Stored dataset items
* Begin *
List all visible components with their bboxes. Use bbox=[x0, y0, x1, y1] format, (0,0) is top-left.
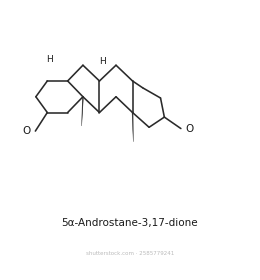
Text: 5α-Androstane-3,17-dione: 5α-Androstane-3,17-dione bbox=[62, 218, 198, 228]
Text: O: O bbox=[23, 126, 31, 136]
Text: H: H bbox=[99, 57, 105, 66]
Text: O: O bbox=[185, 123, 194, 134]
Polygon shape bbox=[82, 97, 83, 126]
Polygon shape bbox=[132, 113, 133, 142]
Text: shutterstock.com · 2585779241: shutterstock.com · 2585779241 bbox=[86, 251, 174, 256]
Text: H: H bbox=[46, 55, 53, 64]
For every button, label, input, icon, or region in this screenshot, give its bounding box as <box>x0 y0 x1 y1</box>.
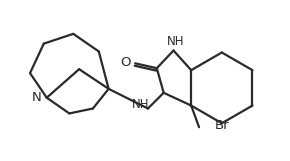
Text: NH: NH <box>167 35 184 48</box>
Text: O: O <box>120 56 130 69</box>
Text: Br: Br <box>215 119 229 132</box>
Text: N: N <box>32 91 42 104</box>
Text: NH: NH <box>132 98 150 111</box>
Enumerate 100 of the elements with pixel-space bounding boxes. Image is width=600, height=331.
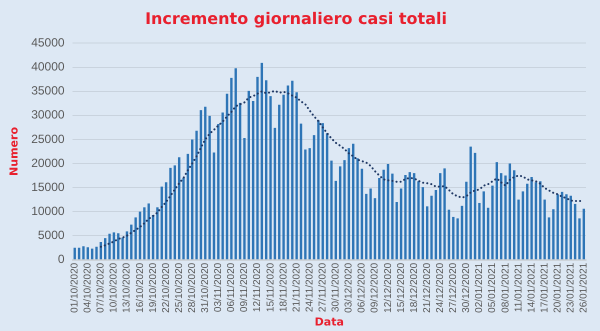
bar [526,184,528,260]
bar [117,233,120,260]
bar [522,191,524,260]
bar [234,68,237,260]
bar [391,174,394,260]
x-tick-label: 17/01/2021 [539,262,550,313]
bar [356,158,359,260]
bar [470,146,472,260]
x-tick-label: 26/01/2021 [578,262,590,313]
x-tick-label: 09/12/2020 [370,262,381,313]
bar [260,62,264,260]
bar [238,102,242,260]
bar [439,173,442,260]
bar [570,196,572,260]
bar [322,123,324,260]
x-tick-label: 10/10/2020 [108,262,120,313]
x-tick-label: 12/11/2020 [252,262,264,312]
bar [560,192,564,260]
bar [148,203,150,260]
bar [308,148,311,260]
bar [369,188,372,260]
bar [317,120,320,260]
x-tick-label: 28/10/2020 [186,262,198,313]
bar [326,133,328,260]
x-tick-label: 21/12/2020 [422,262,433,313]
bar [160,186,163,260]
y-tick-label: 30000 [31,108,65,122]
x-tick-label: 15/11/2020 [265,262,276,312]
bar [100,242,102,260]
bar [178,157,180,260]
bar [230,78,233,260]
bar [186,154,190,260]
y-tick-label: 20000 [31,156,65,170]
x-tick-label: 06/12/2020 [356,262,368,313]
x-tick-label: 21/11/2020 [291,262,302,312]
bar [496,162,498,260]
y-tick-label: 45000 [31,36,65,50]
bar [478,202,481,260]
bar [104,238,106,260]
x-tick-label: 27/11/2020 [318,262,329,312]
bar [338,166,342,260]
bar [217,124,220,260]
x-tick-label: 22/10/2020 [160,262,172,313]
x-tick-label: 27/12/2020 [448,262,460,313]
y-tick-label: 10000 [31,204,65,218]
x-tick-label: 07/10/2020 [96,262,107,313]
bar [208,116,211,260]
x-tick-label: 02/01/2021 [474,262,486,313]
bar [282,94,285,260]
x-tick-label: 14/01/2021 [526,262,538,313]
x-tick-label: 01/10/2020 [69,262,80,313]
x-tick-label: 31/10/2020 [200,262,212,313]
bar [396,202,398,260]
bar [143,207,146,260]
x-tick-label: 30/12/2020 [461,262,472,313]
x-axis-title: Data [314,315,344,328]
y-tick-label: 35000 [31,84,65,98]
bar [500,173,502,260]
bar [112,232,116,260]
bar [443,168,446,260]
x-tick-label: 23/01/2021 [566,262,577,313]
bar [426,206,428,260]
bar [508,164,512,260]
bar [78,248,80,260]
bar [422,187,424,260]
y-tick-label: 5000 [38,228,65,242]
bar [582,208,586,260]
chart-title: Incremento giornaliero casi totali [145,8,447,28]
x-tick-label: 16/10/2020 [134,262,146,313]
y-tick-label: 25000 [31,132,65,146]
bar [556,194,559,260]
x-tick-label: 03/12/2020 [344,262,355,313]
bar [90,248,94,260]
bar [365,194,368,260]
bar [486,208,490,260]
bar [130,224,133,260]
bar [191,139,194,260]
x-tick-label: 03/11/2020 [213,262,224,312]
x-tick-label: 15/12/2020 [396,262,407,313]
x-tick-label: 20/01/2021 [552,262,564,313]
y-axis-title: Numero [7,126,20,176]
bar [248,90,250,260]
bar [565,194,568,260]
bar [408,172,411,260]
x-tick-label: 19/10/2020 [148,262,159,313]
bar [456,218,459,260]
bar [278,104,280,260]
bar [404,175,407,260]
bar [200,110,202,260]
x-tick-label: 18/12/2020 [408,262,420,313]
bar [264,80,268,260]
bar [465,182,468,260]
bar [74,248,76,260]
bar [348,148,350,260]
bar [156,207,159,260]
x-tick-label: 24/12/2020 [434,262,446,313]
y-tick-label: 15000 [31,180,65,194]
bar [434,190,438,260]
x-tick-label: 30/11/2020 [330,262,342,312]
bar [513,170,516,260]
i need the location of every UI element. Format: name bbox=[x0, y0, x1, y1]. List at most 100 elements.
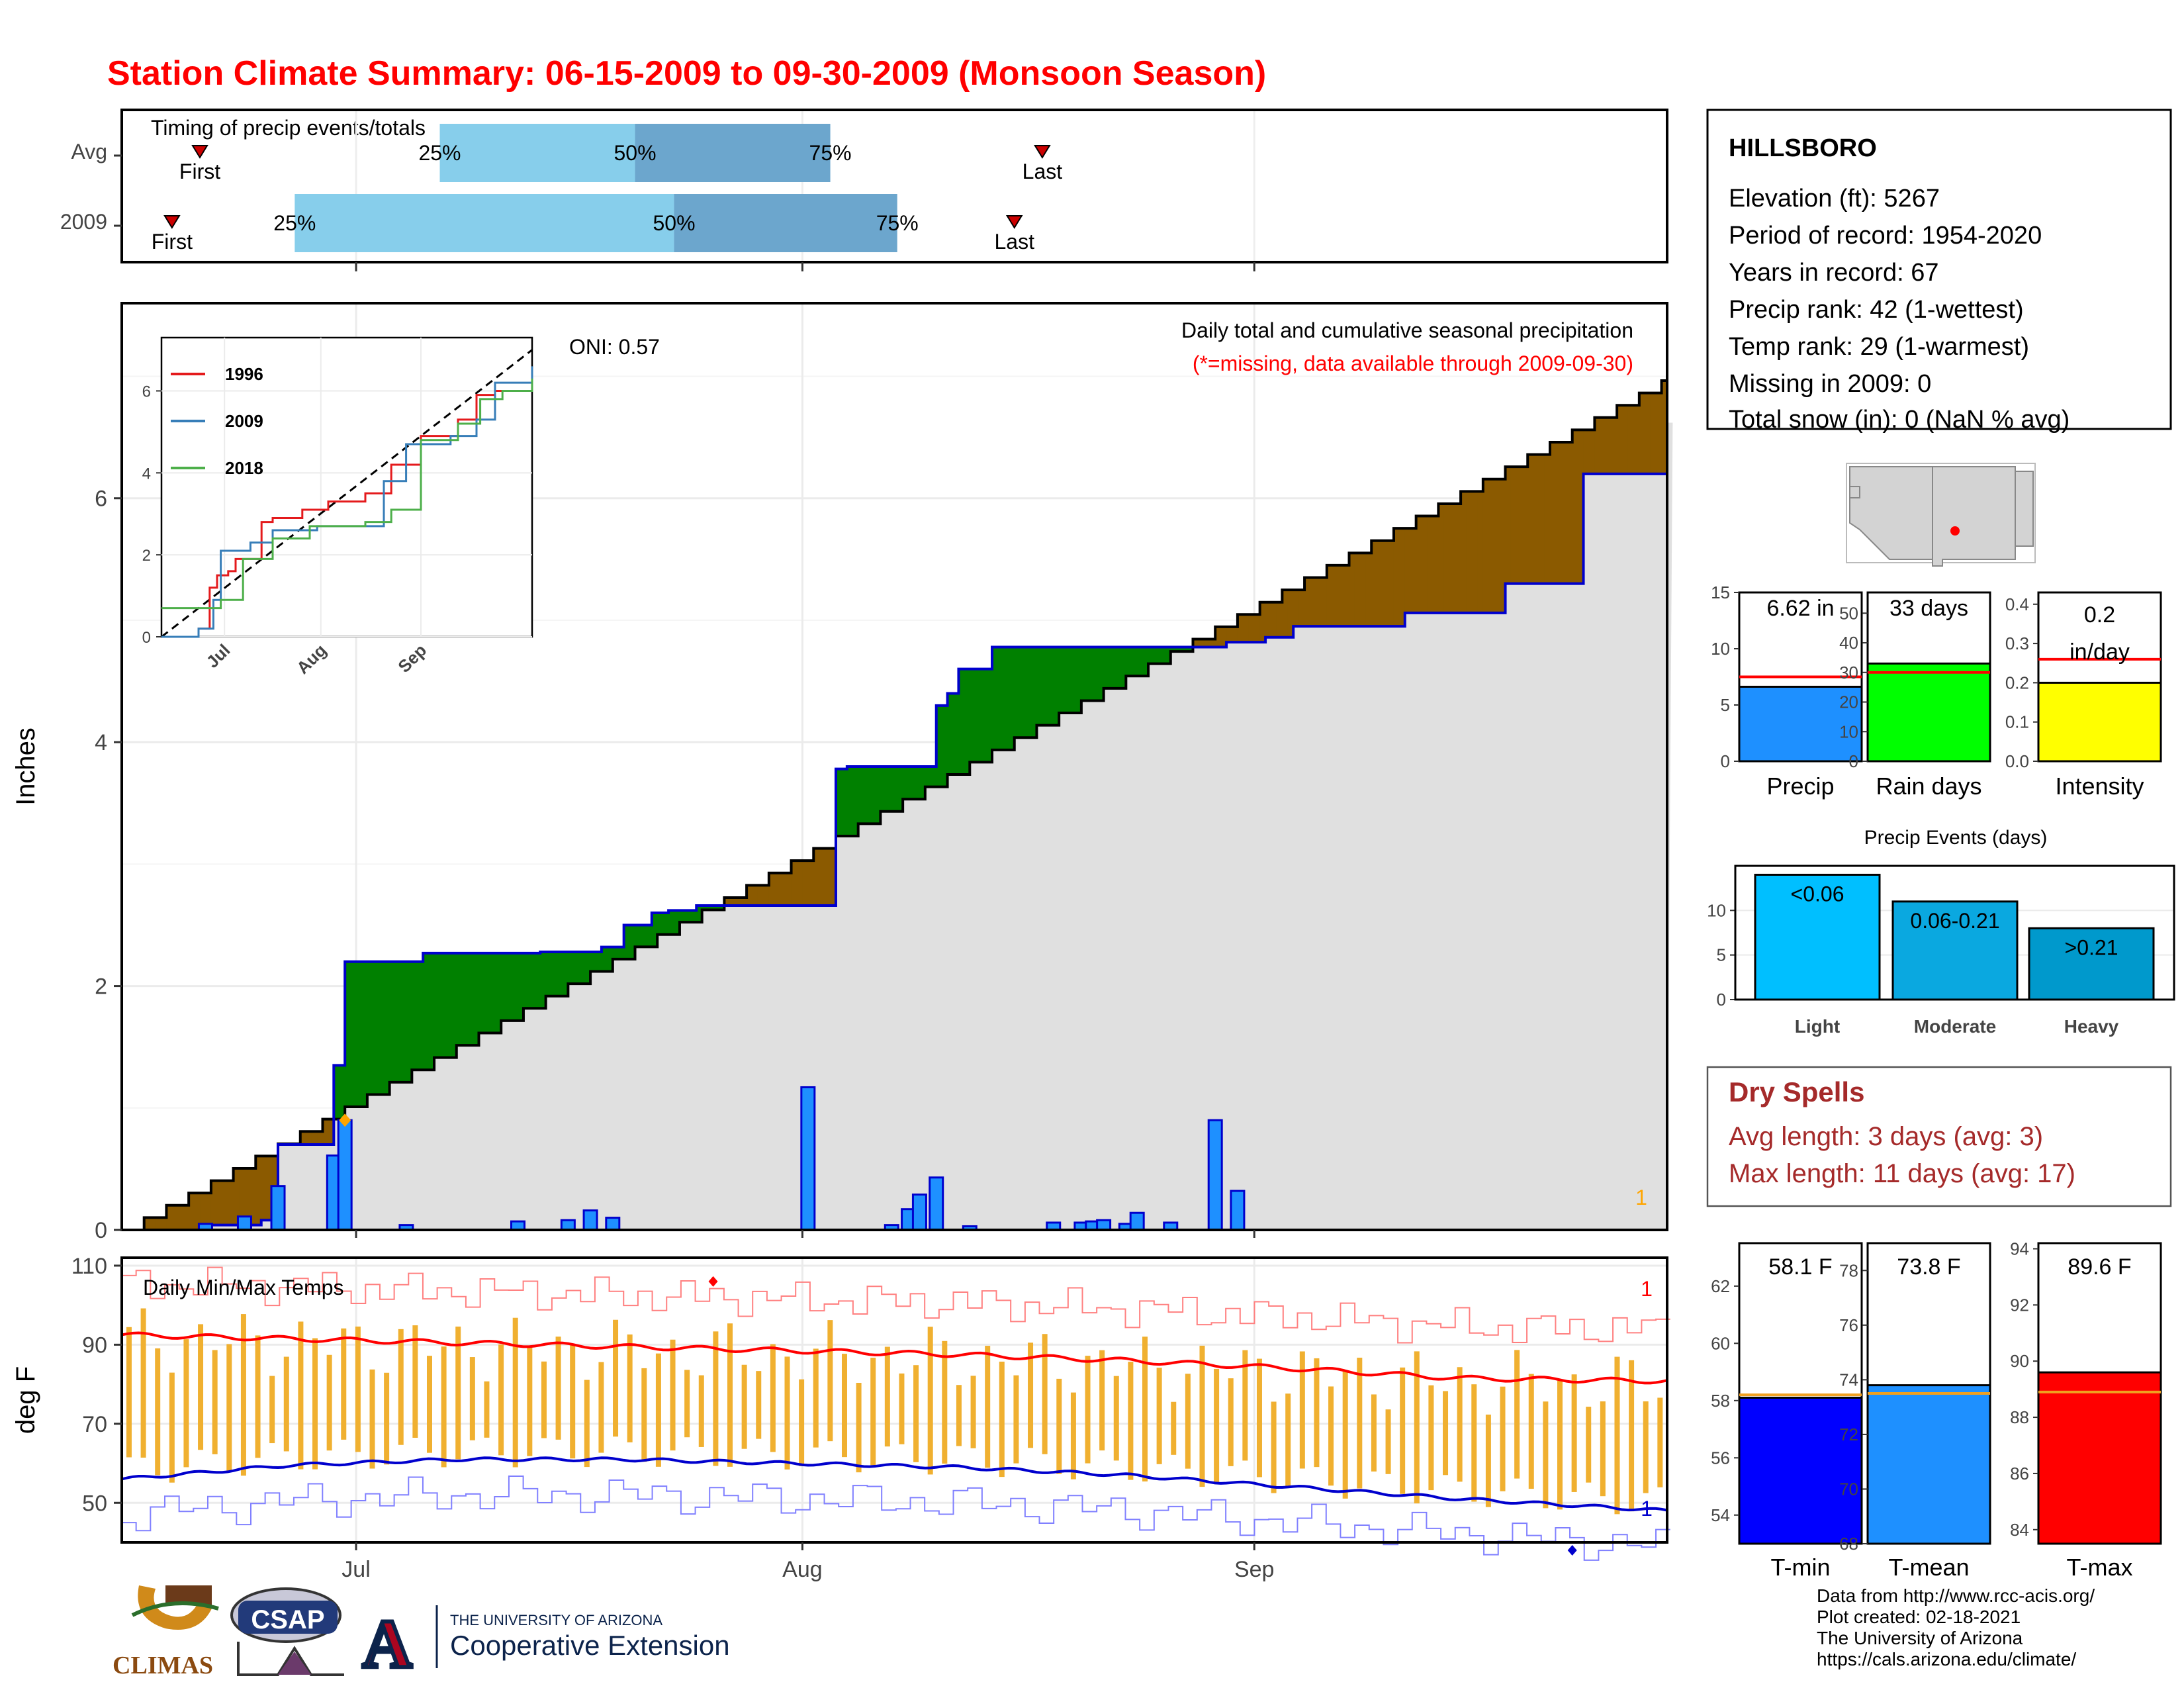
* End *
Render every line of the material above as a JSON list of strings, one string per line, omitting blank lines and any picture placeholders.

* Response below:
[
  "List all visible components with their bboxes. Use bbox=[x0, y0, x1, y1] format, (0,0) is top-left.",
  "Text: 5α-Androstane-3,17-dione: 5α-Androstane-3,17-dione bbox=[62, 218, 198, 228]",
  "Text: O: O bbox=[23, 126, 31, 136]",
  "Text: H: H bbox=[99, 57, 105, 66]",
  "Text: O: O bbox=[185, 123, 194, 134]",
  "Polygon shape bbox=[82, 97, 83, 126]",
  "Polygon shape bbox=[132, 113, 133, 142]",
  "Text: shutterstock.com · 2585779241: shutterstock.com · 2585779241 bbox=[86, 251, 174, 256]",
  "Text: H: H bbox=[46, 55, 53, 64]",
  "For every button, label, input, icon, or region in this screenshot, give its bounding box as <box>x0 y0 x1 y1</box>.",
  "Text: NH: NH <box>167 35 184 48</box>",
  "Text: O: O <box>120 56 130 69</box>",
  "Text: Br: Br <box>215 119 229 132</box>",
  "Text: N: N <box>32 91 42 104</box>",
  "Text: NH: NH <box>132 98 150 111</box>",
  "Enumerate 100 of the elements with pixel-space bounding boxes. Image is width=600, height=331.",
  "bar [526,184,528,260]",
  "bar [117,233,120,260]",
  "bar [522,191,524,260]",
  "bar [234,68,237,260]",
  "bar [391,174,394,260]",
  "x-tick-label: 17/01/2021 [539,262,550,313]",
  "bar [356,158,359,260]",
  "bar [470,146,472,260]",
  "x-tick-label: 26/01/2021 [578,262,590,313]",
  "x-tick-label: 09/12/2020 [370,262,381,313]",
  "bar [260,62,264,260]",
  "bar [238,102,242,260]",
  "bar [439,173,442,260]",
  "bar [570,196,572,260]",
  "bar [322,123,324,260]",
  "x-tick-label: 10/10/2020 [108,262,120,313]",
  "x-tick-label: 12/11/2020 [252,262,264,312]",
  "bar [560,192,564,260]",
  "bar [148,203,150,260]",
  "bar [308,148,311,260]",
  "bar [369,188,372,260]",
  "bar [317,120,320,260]",
  "x-tick-label: 28/10/2020 [186,262,198,313]",
  "bar [326,133,328,260]",
  "x-tick-label: 21/12/2020 [422,262,433,313]",
  "bar [160,186,163,260]",
  "y-tick-label: 30000 [31,108,65,122]",
  "x-tick-label: 15/11/2020 [265,262,276,312]",
  "bar [100,242,102,260]",
  "bar [178,157,180,260]",
  "bar [230,78,233,260]",
  "bar [186,154,190,260]",
  "y-tick-label: 20000 [31,156,65,170]",
  "x-tick-label: 06/12/2020 [356,262,368,313]",
  "x-tick-label: 21/11/2020 [291,262,302,312]",
  "bar [496,162,498,260]",
  "y-tick-label: 45000 [31,36,65,50]",
  "bar [478,202,481,260]",
  "bar [104,238,106,260]",
  "x-tick-label: 27/11/2020 [318,262,329,312]",
  "bar [338,166,342,260]",
  "bar [217,124,220,260]",
  "x-tick-label: 22/10/2020 [160,262,172,313]",
  "x-tick-label: 27/12/2020 [448,262,460,313]",
  "y-tick-label: 10000 [31,204,65,218]",
  "x-tick-label: 07/10/2020 [96,262,107,313]",
  "bar [208,116,211,260]",
  "x-tick-label: 02/01/2021 [474,262,486,313]",
  "bar [282,94,285,260]",
  "x-tick-label: 14/01/2021 [526,262,538,313]",
  "x-tick-label: 01/10/2020 [69,262,80,313]",
  "x-tick-label: 31/10/2020 [200,262,212,313]",
  "bar [396,202,398,260]",
  "bar [143,207,146,260]",
  "x-tick-label: 30/12/2020 [461,262,472,313]",
  "x-axis-title: Data [314,315,344,328]",
  "y-tick-label: 35000 [31,84,65,98]",
  "bar [500,173,502,260]",
  "bar [112,232,116,260]",
  "bar [443,168,446,260]",
  "x-tick-label: 23/01/2021 [566,262,577,313]",
  "bar [426,206,428,260]",
  "bar [508,164,512,260]",
  "bar [78,248,80,260]",
  "bar [422,187,424,260]",
  "y-tick-label: 5000 [38,228,65,242]",
  "bar [582,208,586,260]",
  "chart-title: Incremento giornaliero casi totali [145,8,447,28]",
  "x-tick-label: 16/10/2020 [134,262,146,313]",
  "y-tick-label: 25000 [31,132,65,146]",
  "bar [556,194,559,260]",
  "x-tick-label: 03/12/2020 [344,262,355,313]",
  "bar [90,248,94,260]",
  "bar [365,194,368,260]",
  "bar [486,208,490,260]",
  "bar [130,224,133,260]",
  "bar [191,139,194,260]",
  "x-tick-label: 03/11/2020 [213,262,224,312]",
  "x-tick-label: 15/12/2020 [396,262,407,313]",
  "x-tick-label: 20/01/2021 [552,262,564,313]",
  "y-axis-title: Numero [7,126,20,176]",
  "bar [248,90,250,260]",
  "bar [565,194,568,260]",
  "bar [408,172,411,260]",
  "x-tick-label: 19/10/2020 [148,262,159,313]",
  "bar [456,218,459,260]",
  "bar [278,104,280,260]",
  "bar [404,175,407,260]",
  "bar [200,110,202,260]",
  "x-tick-label: 18/12/2020 [408,262,420,313]",
  "bar [264,80,268,260]",
  "bar [465,182,468,260]",
  "bar [74,248,76,260]",
  "bar [348,148,350,260]",
  "bar [156,207,159,260]",
  "x-tick-label: 24/12/2020 [434,262,446,313]",
  "y-tick-label: 15000 [31,180,65,194]",
  "bar [434,190,438,260]",
  "x-tick-label: 30/11/2020 [330,262,342,312]",
  "bar [513,170,516,260]",
  "i need the location of every UI element. Format: name bbox=[x0, y0, x1, y1]. List at most 100 elements."
]